- _Short exercise A_
Return the lines of the listing exactly as they are, from the line with "Output each element" up to and including the line with "paragraph-2 [103,490,728,706]".

- _Reading text_
A tuple like a list supports access by index and allows duplicate values. So it is very similar to a list. However, a list can be changed (it is mutable ) while a tuple is immutable.

>>> empty_tuple = ()
>>> empty_tuple.append(1)
Traceback (most recent call last):
  File "<stdin>", line 1, in <module>
AttributeError: 'tuple' object has no attribute 'append'
>>> tuple_of_values = (1,2.3,"informatics")
>>> list_of_values = [1,2.3,"informatics"]
>>> print(tuple_of_values[1])
2.3
>>> list_of_values[-1] = "i427" # we can change items in a list >>> print(list_of_values)
[1, 2.3, 'i427']
>>> tuple_of_values[-1] = "i427"
Traceback (most recent call last):
  File "<stdin>", line 1, in <module>
TypeError: 'tuple' object does not support item assignment

We can see that we can use [] to access a value in a tuple by its index, but we cannot change that value. Likewise, we cannot add values to a tuple via append (or extend for that matter, even though it’s not shown). If we need the property of immutability, then we use a tuple. In I427, we will see that rows from a database are returned to us as tuples. And then we can recognize the word tuple from I308 and connect the concept of collection of values to row in a table in a database.

Traversing Sets & Tuples

Sets and tuples can be traversed exactly like lists. A dummy variable in a for loop can take on each value in the collection in turn.

>>> tuple_of_days = ("Friday","Saturday","Sunday")
>>> for day in tuple_of_days:
...     print(day)
...
Friday
Saturday
Sunday

Here is a similar example using a set.

>>> set_of_days = {"Friday","Saturday","Sunday"}
>>> for day in set_of_days:
...     print(day)
...
Sunday
Friday
Saturday

One thing worth noting is that the ordering of sets is not preserved. This is not a guarantee the set class provides the programmer.

Set Operations

Python provides built in operators and methods for calculating set intersections (&), unions (|), and differences (-). If we have two objects of type set, it’s as simple as set1 & set2, set1 | set2, or set1 - set2 for computing these. Likewise, an object of type set contains intersection(), union(), and difference() member functions we may use.

- _Source records_

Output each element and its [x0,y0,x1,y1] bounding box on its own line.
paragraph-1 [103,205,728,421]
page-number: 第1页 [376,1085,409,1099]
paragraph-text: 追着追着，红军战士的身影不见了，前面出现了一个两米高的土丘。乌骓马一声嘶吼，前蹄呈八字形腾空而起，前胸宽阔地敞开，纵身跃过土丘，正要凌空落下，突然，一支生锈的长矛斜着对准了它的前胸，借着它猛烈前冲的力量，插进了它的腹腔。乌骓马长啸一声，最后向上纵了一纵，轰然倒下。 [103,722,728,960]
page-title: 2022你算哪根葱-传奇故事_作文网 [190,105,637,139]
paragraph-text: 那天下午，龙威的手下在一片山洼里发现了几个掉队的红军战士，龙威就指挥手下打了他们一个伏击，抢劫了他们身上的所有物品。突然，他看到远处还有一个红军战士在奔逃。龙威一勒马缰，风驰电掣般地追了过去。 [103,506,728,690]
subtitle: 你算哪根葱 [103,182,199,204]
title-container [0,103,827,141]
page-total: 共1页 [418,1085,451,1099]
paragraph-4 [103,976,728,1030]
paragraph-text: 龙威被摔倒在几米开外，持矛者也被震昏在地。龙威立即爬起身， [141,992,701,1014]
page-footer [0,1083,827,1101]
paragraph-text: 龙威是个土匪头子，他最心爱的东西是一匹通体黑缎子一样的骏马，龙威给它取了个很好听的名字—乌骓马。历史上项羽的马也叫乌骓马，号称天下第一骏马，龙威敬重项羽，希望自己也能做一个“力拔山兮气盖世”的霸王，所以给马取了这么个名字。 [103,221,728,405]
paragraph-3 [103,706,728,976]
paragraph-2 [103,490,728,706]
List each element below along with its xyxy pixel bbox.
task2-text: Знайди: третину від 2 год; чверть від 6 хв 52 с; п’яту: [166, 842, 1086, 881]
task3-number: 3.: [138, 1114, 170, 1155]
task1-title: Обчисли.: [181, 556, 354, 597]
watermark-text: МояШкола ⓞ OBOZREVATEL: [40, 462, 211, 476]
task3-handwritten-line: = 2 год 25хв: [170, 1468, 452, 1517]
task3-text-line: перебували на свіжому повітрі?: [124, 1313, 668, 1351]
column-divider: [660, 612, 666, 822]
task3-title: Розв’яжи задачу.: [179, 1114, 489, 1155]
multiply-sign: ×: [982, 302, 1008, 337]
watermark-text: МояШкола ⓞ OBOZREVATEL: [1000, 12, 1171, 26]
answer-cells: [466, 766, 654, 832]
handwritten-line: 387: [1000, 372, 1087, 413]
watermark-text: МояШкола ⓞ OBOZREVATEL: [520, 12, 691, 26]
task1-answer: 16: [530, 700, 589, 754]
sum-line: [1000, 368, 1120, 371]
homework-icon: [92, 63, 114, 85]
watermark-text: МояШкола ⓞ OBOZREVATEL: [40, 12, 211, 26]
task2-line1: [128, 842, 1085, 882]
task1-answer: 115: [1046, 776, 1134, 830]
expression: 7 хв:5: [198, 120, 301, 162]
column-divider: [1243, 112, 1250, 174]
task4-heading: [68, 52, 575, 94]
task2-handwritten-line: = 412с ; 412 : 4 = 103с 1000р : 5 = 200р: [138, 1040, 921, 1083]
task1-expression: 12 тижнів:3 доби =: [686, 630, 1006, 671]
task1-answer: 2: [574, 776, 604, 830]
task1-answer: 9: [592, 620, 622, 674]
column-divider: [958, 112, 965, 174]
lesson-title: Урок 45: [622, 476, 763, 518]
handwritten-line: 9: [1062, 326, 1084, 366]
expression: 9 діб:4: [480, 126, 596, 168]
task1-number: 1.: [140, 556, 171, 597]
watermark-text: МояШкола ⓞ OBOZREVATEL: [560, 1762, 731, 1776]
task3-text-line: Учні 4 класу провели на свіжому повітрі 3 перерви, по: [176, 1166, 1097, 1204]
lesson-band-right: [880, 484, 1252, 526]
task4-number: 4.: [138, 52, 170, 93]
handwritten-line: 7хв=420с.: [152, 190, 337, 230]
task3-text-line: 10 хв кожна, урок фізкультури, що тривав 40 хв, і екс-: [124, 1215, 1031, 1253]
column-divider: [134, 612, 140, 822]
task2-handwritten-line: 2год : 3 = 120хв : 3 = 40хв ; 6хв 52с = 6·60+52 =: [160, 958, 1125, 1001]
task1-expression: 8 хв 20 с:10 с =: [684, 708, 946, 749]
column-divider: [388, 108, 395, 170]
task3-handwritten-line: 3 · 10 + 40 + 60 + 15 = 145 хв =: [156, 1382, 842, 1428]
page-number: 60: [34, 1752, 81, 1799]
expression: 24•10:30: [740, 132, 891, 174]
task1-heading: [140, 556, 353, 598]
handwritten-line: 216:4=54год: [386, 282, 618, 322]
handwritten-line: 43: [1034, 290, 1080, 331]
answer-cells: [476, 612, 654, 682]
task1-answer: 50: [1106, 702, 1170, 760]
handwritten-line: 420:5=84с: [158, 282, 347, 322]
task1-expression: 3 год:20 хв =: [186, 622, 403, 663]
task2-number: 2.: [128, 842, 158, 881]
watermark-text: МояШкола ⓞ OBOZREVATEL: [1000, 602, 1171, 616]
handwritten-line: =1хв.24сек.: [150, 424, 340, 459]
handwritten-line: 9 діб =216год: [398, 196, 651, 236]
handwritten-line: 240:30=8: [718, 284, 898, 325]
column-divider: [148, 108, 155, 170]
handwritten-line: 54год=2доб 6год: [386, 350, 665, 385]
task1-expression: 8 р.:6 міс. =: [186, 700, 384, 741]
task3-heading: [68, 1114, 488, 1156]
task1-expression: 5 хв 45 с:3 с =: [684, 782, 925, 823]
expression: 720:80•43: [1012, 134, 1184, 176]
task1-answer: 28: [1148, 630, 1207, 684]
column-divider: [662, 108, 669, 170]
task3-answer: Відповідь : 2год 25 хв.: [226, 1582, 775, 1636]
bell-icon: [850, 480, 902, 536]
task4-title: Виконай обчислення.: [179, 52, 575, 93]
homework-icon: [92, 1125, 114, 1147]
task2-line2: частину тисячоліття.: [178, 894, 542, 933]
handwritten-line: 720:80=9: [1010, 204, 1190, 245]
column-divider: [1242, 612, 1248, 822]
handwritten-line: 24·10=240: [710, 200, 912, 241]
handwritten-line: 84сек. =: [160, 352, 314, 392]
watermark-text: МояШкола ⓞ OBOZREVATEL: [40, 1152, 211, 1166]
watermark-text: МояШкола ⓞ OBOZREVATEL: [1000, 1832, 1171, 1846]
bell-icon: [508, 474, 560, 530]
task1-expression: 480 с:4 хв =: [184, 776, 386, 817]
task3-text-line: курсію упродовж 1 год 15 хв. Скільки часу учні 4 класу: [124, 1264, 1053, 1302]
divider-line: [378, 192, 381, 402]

==

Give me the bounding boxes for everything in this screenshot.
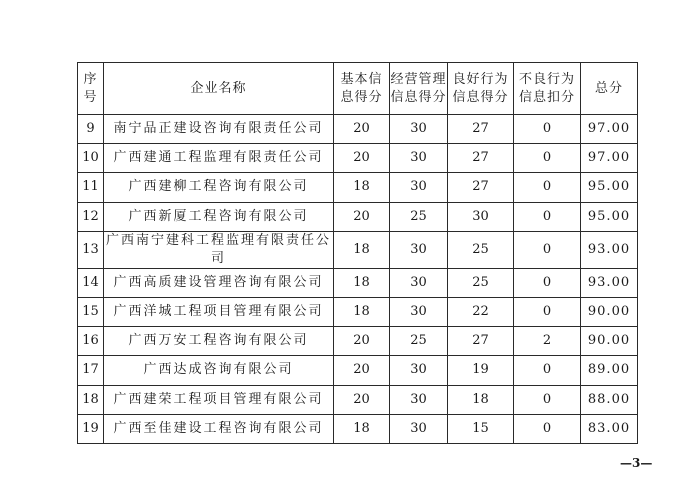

* * *

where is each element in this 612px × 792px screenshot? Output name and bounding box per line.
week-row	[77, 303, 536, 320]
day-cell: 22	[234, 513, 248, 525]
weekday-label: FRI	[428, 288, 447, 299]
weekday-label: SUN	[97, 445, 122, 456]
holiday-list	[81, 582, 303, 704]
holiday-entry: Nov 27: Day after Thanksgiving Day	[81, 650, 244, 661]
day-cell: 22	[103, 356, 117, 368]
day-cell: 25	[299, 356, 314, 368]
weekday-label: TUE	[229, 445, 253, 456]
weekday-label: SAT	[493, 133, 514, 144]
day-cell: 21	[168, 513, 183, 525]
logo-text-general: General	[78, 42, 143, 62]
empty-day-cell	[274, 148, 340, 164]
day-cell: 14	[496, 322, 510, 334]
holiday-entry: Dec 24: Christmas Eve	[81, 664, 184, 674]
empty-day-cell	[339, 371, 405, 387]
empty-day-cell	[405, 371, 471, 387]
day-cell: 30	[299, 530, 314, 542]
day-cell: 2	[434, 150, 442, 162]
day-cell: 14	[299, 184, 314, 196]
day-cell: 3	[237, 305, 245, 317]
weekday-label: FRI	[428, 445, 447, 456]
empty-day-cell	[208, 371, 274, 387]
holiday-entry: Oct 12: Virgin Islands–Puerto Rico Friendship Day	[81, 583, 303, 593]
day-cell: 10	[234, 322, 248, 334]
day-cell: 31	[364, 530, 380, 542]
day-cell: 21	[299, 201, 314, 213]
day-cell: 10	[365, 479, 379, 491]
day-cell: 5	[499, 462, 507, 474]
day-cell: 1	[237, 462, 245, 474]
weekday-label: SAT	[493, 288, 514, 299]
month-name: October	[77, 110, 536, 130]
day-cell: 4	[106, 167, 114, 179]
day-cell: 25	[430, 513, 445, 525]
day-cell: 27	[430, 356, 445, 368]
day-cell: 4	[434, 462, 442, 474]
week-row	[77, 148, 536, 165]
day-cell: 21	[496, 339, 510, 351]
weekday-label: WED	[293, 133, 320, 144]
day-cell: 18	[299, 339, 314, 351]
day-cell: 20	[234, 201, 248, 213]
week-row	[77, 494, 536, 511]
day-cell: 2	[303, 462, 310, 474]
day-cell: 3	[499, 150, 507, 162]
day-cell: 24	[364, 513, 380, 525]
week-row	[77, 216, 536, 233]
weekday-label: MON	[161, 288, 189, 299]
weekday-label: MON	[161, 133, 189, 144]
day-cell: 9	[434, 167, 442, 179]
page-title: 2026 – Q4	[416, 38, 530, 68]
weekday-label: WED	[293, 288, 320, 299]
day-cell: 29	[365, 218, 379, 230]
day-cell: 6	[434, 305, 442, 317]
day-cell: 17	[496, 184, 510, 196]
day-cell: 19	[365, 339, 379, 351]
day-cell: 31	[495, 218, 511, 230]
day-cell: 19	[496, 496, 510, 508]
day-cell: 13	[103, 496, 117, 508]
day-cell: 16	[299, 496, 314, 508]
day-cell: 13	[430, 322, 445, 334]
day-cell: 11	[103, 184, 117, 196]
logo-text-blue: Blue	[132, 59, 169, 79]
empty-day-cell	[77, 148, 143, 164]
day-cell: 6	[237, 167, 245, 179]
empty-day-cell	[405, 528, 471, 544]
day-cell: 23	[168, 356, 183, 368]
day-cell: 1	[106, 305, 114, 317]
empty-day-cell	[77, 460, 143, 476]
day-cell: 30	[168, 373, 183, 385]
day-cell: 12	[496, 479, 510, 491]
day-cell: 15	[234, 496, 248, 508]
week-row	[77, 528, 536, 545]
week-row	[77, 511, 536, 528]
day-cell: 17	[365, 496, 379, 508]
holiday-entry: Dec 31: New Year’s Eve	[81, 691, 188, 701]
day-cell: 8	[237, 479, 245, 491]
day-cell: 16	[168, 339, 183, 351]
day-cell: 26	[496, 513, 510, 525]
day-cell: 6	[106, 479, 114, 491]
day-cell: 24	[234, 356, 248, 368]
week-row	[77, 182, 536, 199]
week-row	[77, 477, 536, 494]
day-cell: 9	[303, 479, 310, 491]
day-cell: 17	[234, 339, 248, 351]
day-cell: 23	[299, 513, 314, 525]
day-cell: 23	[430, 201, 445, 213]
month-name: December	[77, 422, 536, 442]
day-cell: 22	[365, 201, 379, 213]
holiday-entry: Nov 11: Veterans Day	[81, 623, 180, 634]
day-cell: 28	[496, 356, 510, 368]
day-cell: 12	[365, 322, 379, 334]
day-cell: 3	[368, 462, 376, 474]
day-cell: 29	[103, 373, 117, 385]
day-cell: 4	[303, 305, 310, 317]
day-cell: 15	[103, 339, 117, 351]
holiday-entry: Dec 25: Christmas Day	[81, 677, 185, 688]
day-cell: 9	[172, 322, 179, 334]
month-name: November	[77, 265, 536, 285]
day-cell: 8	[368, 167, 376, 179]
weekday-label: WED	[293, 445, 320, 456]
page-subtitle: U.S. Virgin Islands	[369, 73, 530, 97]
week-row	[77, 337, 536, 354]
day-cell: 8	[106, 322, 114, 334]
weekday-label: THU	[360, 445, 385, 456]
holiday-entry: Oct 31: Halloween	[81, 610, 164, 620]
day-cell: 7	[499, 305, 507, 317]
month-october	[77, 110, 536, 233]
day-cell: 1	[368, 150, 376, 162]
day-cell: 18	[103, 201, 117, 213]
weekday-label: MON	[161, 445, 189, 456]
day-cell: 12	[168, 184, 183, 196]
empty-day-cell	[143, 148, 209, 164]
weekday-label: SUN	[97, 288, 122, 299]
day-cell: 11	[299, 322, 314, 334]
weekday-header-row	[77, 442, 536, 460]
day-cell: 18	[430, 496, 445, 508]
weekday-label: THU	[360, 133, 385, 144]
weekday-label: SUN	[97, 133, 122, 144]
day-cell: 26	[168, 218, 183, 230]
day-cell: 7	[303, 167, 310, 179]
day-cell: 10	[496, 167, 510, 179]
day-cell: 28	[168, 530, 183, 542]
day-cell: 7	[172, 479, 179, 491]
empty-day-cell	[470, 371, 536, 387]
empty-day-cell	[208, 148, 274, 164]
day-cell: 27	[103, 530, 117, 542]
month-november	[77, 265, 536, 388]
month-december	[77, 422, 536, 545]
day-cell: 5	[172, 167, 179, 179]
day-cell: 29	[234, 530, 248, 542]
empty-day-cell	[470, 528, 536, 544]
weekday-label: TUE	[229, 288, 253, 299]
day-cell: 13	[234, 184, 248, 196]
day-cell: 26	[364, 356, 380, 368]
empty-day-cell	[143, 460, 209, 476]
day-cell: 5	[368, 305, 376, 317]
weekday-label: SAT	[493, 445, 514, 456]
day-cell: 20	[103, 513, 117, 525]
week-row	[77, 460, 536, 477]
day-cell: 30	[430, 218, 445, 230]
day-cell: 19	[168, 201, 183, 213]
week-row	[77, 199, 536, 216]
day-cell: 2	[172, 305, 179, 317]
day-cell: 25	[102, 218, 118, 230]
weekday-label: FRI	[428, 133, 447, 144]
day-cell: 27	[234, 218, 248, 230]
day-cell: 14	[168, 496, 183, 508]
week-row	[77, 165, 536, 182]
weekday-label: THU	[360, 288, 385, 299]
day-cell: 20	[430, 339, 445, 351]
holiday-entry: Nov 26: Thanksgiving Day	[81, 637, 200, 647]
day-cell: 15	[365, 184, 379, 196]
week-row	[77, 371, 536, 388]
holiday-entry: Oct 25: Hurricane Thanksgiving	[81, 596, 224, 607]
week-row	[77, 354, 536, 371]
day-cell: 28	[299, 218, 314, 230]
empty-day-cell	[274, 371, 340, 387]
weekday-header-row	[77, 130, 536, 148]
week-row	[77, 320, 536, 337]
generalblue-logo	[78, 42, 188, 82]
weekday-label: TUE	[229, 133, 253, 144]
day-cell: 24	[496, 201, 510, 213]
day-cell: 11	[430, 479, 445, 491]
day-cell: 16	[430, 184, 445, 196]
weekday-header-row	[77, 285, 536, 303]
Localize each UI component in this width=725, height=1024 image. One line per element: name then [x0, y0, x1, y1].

- _Short exercise B_
Retype the whole passage on tuples and sets exactly.

- _Complete response A_
Output each element and its [x0,y0,x1,y1] bounding box on its own line.
paragraph-1 [103,205,728,421]
page-number: 第1页 [376,1085,409,1099]
paragraph-text: 追着追着，红军战士的身影不见了，前面出现了一个两米高的土丘。乌骓马一声嘶吼，前蹄呈八字形腾空而起，前胸宽阔地敞开，纵身跃过土丘，正要凌空落下，突然，一支生锈的长矛斜着对准了它的前胸，借着它猛烈前冲的力量，插进了它的腹腔。乌骓马长啸一声，最后向上纵了一纵，轰然倒下。 [103,722,728,960]
page-title: 2022你算哪根葱-传奇故事_作文网 [190,105,637,139]
paragraph-text: 那天下午，龙威的手下在一片山洼里发现了几个掉队的红军战士，龙威就指挥手下打了他们一个伏击，抢劫了他们身上的所有物品。突然，他看到远处还有一个红军战士在奔逃。龙威一勒马缰，风驰电掣般地追了过去。 [103,506,728,690]
subtitle: 你算哪根葱 [103,182,199,204]
title-container [0,103,827,141]
page-total: 共1页 [418,1085,451,1099]
paragraph-4 [103,976,728,1030]
paragraph-text: 龙威被摔倒在几米开外，持矛者也被震昏在地。龙威立即爬起身， [141,992,701,1014]
page-footer [0,1083,827,1101]
paragraph-text: 龙威是个土匪头子，他最心爱的东西是一匹通体黑缎子一样的骏马，龙威给它取了个很好听的名字—乌骓马。历史上项羽的马也叫乌骓马，号称天下第一骏马，龙威敬重项羽，希望自己也能做一个“力拔山兮气盖世”的霸王，所以给马取了这么个名字。 [103,221,728,405]
paragraph-3 [103,706,728,976]
paragraph-2 [103,490,728,706]

- _Complete response B_
A tuple like a list supports access by index and allows duplicate values. So it is very similar to a list. However, a list can be changed (it is mutable ) while a tuple is immutable.

>>> empty_tuple = ()
>>> empty_tuple.append(1)
Traceback (most recent call last):
  File "<stdin>", line 1, in <module>
AttributeError: 'tuple' object has no attribute 'append'
>>> tuple_of_values = (1,2.3,"informatics")
>>> list_of_values = [1,2.3,"informatics"]
>>> print(tuple_of_values[1])
2.3
>>> list_of_values[-1] = "i427" # we can change items in a list >>> print(list_of_values)
[1, 2.3, 'i427']
>>> tuple_of_values[-1] = "i427"
Traceback (most recent call last):
  File "<stdin>", line 1, in <module>
TypeError: 'tuple' object does not support item assignment

We can see that we can use [] to access a value in a tuple by its index, but we cannot change that value. Likewise, we cannot add values to a tuple via append (or extend for that matter, even though it’s not shown). If we need the property of immutability, then we use a tuple. In I427, we will see that rows from a database are returned to us as tuples. And then we can recognize the word tuple from I308 and connect the concept of collection of values to row in a table in a database.

Traversing Sets & Tuples

Sets and tuples can be traversed exactly like lists. A dummy variable in a for loop can take on each value in the collection in turn.

>>> tuple_of_days = ("Friday","Saturday","Sunday")
>>> for day in tuple_of_days:
...     print(day)
...
Friday
Saturday
Sunday

Here is a similar example using a set.

>>> set_of_days = {"Friday","Saturday","Sunday"}
>>> for day in set_of_days:
...     print(day)
...
Sunday
Friday
Saturday

One thing worth noting is that the ordering of sets is not preserved. This is not a guarantee the set class provides the programmer.

Set Operations

Python provides built in operators and methods for calculating set intersections (&), unions (|), and differences (-). If we have two objects of type set, it’s as simple as set1 & set2, set1 | set2, or set1 - set2 for computing these. Likewise, an object of type set contains intersection(), union(), and difference() member functions we may use.